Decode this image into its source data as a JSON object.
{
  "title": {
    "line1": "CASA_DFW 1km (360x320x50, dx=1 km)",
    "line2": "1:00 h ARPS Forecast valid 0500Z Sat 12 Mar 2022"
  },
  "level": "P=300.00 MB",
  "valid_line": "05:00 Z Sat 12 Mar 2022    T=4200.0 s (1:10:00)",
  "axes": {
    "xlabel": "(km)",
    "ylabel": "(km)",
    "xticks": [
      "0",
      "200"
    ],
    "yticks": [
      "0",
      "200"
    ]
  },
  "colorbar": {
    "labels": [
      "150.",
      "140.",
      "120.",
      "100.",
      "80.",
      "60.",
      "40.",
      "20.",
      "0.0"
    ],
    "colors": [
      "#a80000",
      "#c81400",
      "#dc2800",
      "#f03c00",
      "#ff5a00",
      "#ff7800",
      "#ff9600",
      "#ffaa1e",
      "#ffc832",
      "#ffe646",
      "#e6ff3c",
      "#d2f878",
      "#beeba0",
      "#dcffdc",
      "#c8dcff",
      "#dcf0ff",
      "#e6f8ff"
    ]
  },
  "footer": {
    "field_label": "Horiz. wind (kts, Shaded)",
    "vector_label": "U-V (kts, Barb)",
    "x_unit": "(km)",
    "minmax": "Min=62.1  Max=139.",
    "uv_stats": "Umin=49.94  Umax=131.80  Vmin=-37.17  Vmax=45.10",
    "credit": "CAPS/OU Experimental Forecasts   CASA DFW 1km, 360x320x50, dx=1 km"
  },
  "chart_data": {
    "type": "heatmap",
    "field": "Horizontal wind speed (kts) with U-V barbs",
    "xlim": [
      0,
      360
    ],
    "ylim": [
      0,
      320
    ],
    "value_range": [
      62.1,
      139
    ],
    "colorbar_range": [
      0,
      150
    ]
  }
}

★ ★ ★ ★ ★ ★ ★

Find the word "wind" and list each line it appears in.

[OUTPUT OF THE TASK]:
    "field_label": "Horiz. wind (kts, Shaded)",
    "field": "Horizontal wind speed (kts) with U-V barbs",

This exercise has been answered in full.